-- Instructions to follow --
Write out the entries below once more, exactly, with the pictures left out.

Data records:

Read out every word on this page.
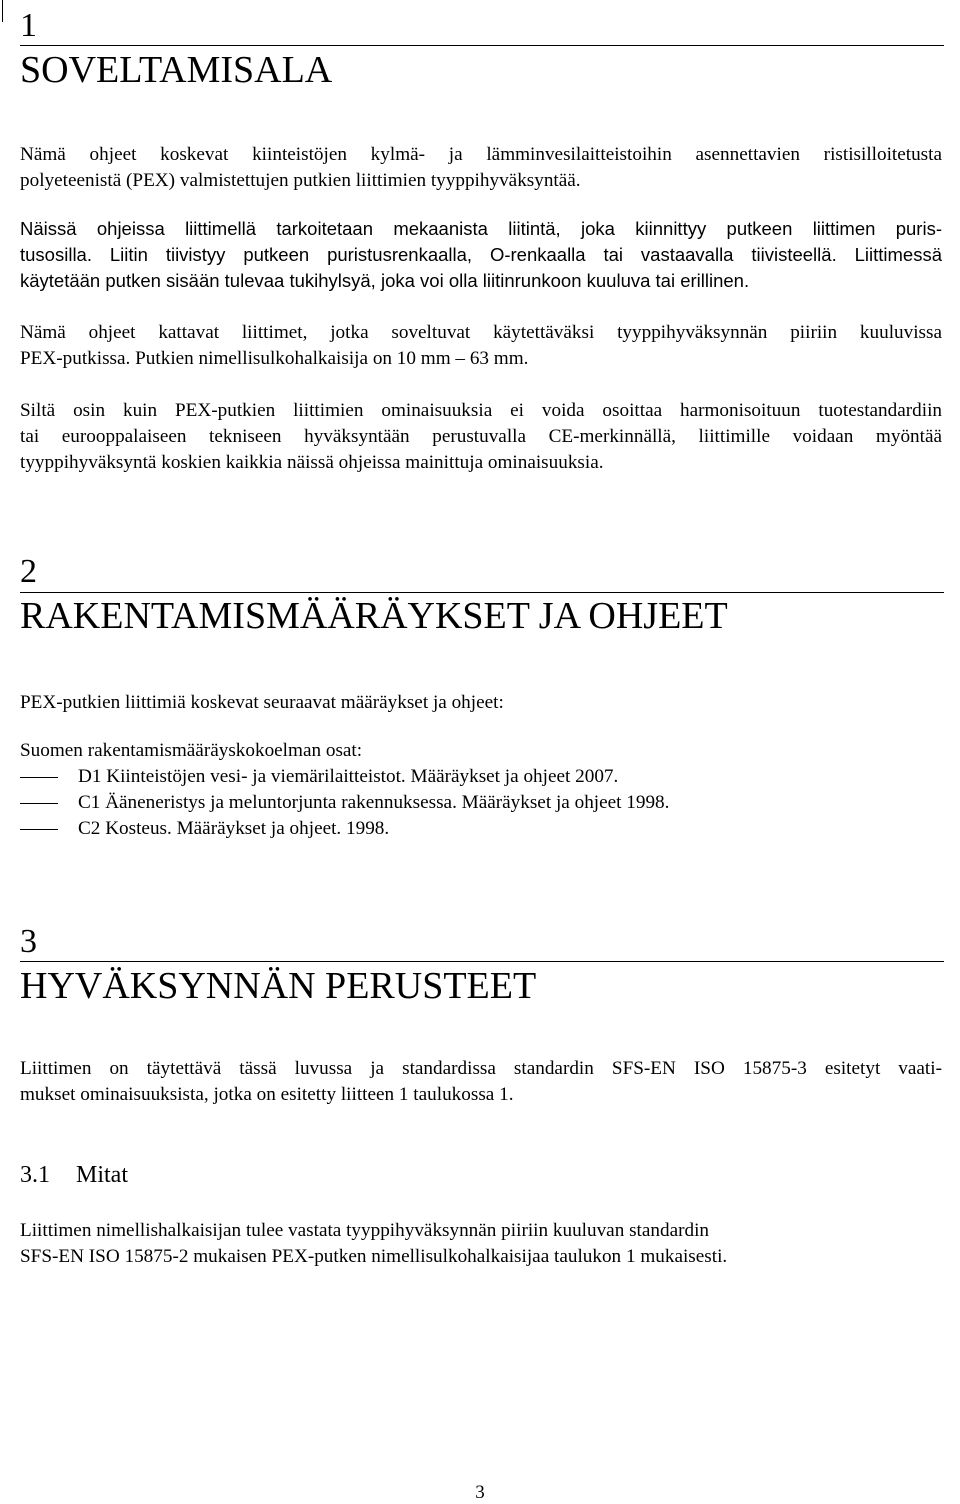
1
SOVELTAMISALA

Nämä ohjeet koskevat kiinteistöjen kylmä- ja lämminvesilaitteistoihin asennettavien ristisilloitetusta

polyeteenistä (PEX) valmistettujen putkien liittimien tyyppihyväksyntää.

Näissä ohjeissa liittimellä tarkoitetaan mekaanista liitintä, joka kiinnittyy putkeen liittimen puris-

tusosilla. Liitin tiivistyy putkeen puristusrenkaalla, O-renkaalla tai vastaavalla tiivisteellä. Liittimessä

käytetään putken sisään tulevaa tukihylsyä, joka voi olla liitinrunkoon kuuluva tai erillinen.

Nämä ohjeet kattavat liittimet, jotka soveltuvat käytettäväksi tyyppihyväksynnän piiriin kuuluvissa

PEX-putkissa. Putkien nimellisulkohalkaisija on 10 mm – 63 mm.

Siltä osin kuin PEX-putkien liittimien ominaisuuksia ei voida osoittaa harmonisoituun tuotestandardiin

tai eurooppalaiseen tekniseen hyväksyntään perustuvalla CE-merkinnällä, liittimille voidaan myöntää

tyyppihyväksyntä koskien kaikkia näissä ohjeissa mainittuja ominaisuuksia.

2
RAKENTAMISMÄÄRÄYKSET JA OHJEET

PEX-putkien liittimiä koskevat seuraavat määräykset ja ohjeet:

Suomen rakentamismääräyskokoelman osat:

D1 Kiinteistöjen vesi- ja viemärilaitteistot. Määräykset ja ohjeet 2007.
C1 Ääneneristys ja meluntorjunta rakennuksessa. Määräykset ja ohjeet 1998.
C2 Kosteus. Määräykset ja ohjeet. 1998.
3
HYVÄKSYNNÄN PERUSTEET

Liittimen on täytettävä tässä luvussa ja standardissa standardin SFS-EN ISO 15875-3 esitetyt vaati-

mukset ominaisuuksista, jotka on esitetty liitteen 1 taulukossa 1.

3.1 Mitat

Liittimen nimellishalkaisijan tulee vastata tyyppihyväksynnän piiriin kuuluvan standardin

SFS-EN ISO 15875-2 mukaisen PEX-putken nimellisulkohalkaisijaa taulukon 1 mukaisesti.

3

-- Correct result --
Read out every word on this page.
1
SOVELTAMISALA

Nämä ohjeet koskevat kiinteistöjen kylmä- ja lämminvesilaitteistoihin asennettavien ristisilloitetusta

polyeteenistä (PEX) valmistettujen putkien liittimien tyyppihyväksyntää.

Näissä ohjeissa liittimellä tarkoitetaan mekaanista liitintä, joka kiinnittyy putkeen liittimen puris-

tusosilla. Liitin tiivistyy putkeen puristusrenkaalla, O-renkaalla tai vastaavalla tiivisteellä. Liittimessä

käytetään putken sisään tulevaa tukihylsyä, joka voi olla liitinrunkoon kuuluva tai erillinen.

Nämä ohjeet kattavat liittimet, jotka soveltuvat käytettäväksi tyyppihyväksynnän piiriin kuuluvissa

PEX-putkissa. Putkien nimellisulkohalkaisija on 10 mm – 63 mm.

Siltä osin kuin PEX-putkien liittimien ominaisuuksia ei voida osoittaa harmonisoituun tuotestandardiin

tai eurooppalaiseen tekniseen hyväksyntään perustuvalla CE-merkinnällä, liittimille voidaan myöntää

tyyppihyväksyntä koskien kaikkia näissä ohjeissa mainittuja ominaisuuksia.

2
RAKENTAMISMÄÄRÄYKSET JA OHJEET

PEX-putkien liittimiä koskevat seuraavat määräykset ja ohjeet:

Suomen rakentamismääräyskokoelman osat:

D1 Kiinteistöjen vesi- ja viemärilaitteistot. Määräykset ja ohjeet 2007.
C1 Ääneneristys ja meluntorjunta rakennuksessa. Määräykset ja ohjeet 1998.
C2 Kosteus. Määräykset ja ohjeet. 1998.
3
HYVÄKSYNNÄN PERUSTEET

Liittimen on täytettävä tässä luvussa ja standardissa standardin SFS-EN ISO 15875-3 esitetyt vaati-

mukset ominaisuuksista, jotka on esitetty liitteen 1 taulukossa 1.

3.1 Mitat

Liittimen nimellishalkaisijan tulee vastata tyyppihyväksynnän piiriin kuuluvan standardin

SFS-EN ISO 15875-2 mukaisen PEX-putken nimellisulkohalkaisijaa taulukon 1 mukaisesti.

3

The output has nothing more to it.